## start Data to process

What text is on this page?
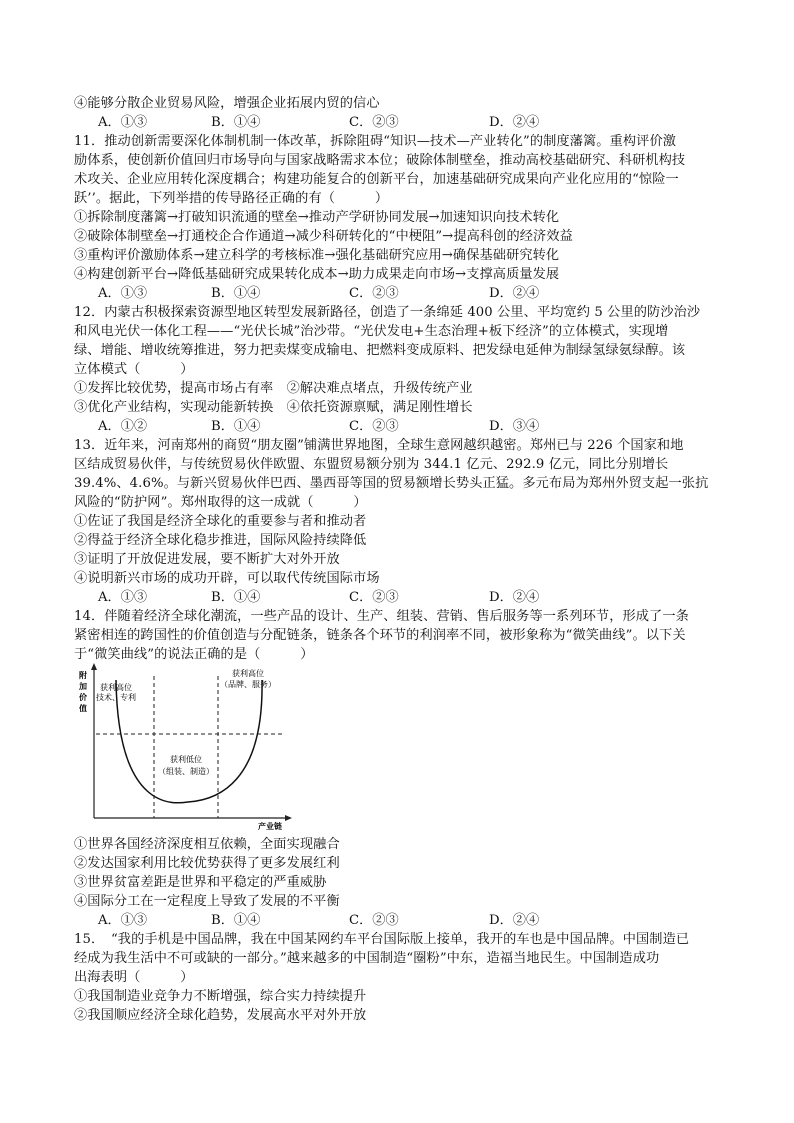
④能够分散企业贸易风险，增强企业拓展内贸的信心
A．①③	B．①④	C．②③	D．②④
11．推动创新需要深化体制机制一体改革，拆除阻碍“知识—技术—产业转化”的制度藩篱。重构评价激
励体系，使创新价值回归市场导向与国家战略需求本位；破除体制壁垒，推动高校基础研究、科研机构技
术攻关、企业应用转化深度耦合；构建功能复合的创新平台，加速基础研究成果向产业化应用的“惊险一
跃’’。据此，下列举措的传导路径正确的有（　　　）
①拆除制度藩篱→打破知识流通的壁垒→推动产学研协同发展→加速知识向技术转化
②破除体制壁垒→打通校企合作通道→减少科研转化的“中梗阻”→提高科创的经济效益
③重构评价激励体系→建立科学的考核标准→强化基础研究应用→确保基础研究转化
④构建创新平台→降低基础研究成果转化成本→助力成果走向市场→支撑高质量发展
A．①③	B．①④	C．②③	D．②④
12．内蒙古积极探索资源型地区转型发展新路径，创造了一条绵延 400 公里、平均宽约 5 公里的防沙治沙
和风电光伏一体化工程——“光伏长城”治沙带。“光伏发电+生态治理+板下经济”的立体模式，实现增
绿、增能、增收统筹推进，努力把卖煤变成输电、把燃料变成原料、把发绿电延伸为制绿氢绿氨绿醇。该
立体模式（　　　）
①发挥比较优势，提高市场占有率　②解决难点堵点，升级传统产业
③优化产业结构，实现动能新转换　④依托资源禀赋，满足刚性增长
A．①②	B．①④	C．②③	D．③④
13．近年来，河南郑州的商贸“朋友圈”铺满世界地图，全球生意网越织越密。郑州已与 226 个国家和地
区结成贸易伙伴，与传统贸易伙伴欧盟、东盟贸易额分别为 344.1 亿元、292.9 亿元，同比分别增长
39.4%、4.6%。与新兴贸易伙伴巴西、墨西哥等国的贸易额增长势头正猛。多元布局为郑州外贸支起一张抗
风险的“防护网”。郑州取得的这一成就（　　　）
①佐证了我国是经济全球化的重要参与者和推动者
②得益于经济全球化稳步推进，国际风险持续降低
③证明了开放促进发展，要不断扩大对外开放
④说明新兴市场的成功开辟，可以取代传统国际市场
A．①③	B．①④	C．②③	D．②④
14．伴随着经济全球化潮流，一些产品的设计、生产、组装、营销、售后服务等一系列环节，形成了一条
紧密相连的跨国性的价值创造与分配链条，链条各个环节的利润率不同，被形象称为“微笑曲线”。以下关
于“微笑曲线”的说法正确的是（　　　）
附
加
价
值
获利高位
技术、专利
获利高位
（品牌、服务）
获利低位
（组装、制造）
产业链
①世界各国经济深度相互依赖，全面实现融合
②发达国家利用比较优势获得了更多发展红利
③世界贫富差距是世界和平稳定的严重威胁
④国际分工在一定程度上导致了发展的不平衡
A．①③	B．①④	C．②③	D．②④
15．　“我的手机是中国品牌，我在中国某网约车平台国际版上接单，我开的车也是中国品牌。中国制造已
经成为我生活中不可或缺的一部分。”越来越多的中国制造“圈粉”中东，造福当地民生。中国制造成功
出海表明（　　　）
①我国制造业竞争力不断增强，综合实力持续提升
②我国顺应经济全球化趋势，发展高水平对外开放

## end Data to process

(Instruction): Identify the lines that hold the word "微笑曲线". Copy every one of them.

(Exercise response):
紧密相连的跨国性的价值创造与分配链条，链条各个环节的利润率不同，被形象称为“微笑曲线”。以下关
于“微笑曲线”的说法正确的是（　　　）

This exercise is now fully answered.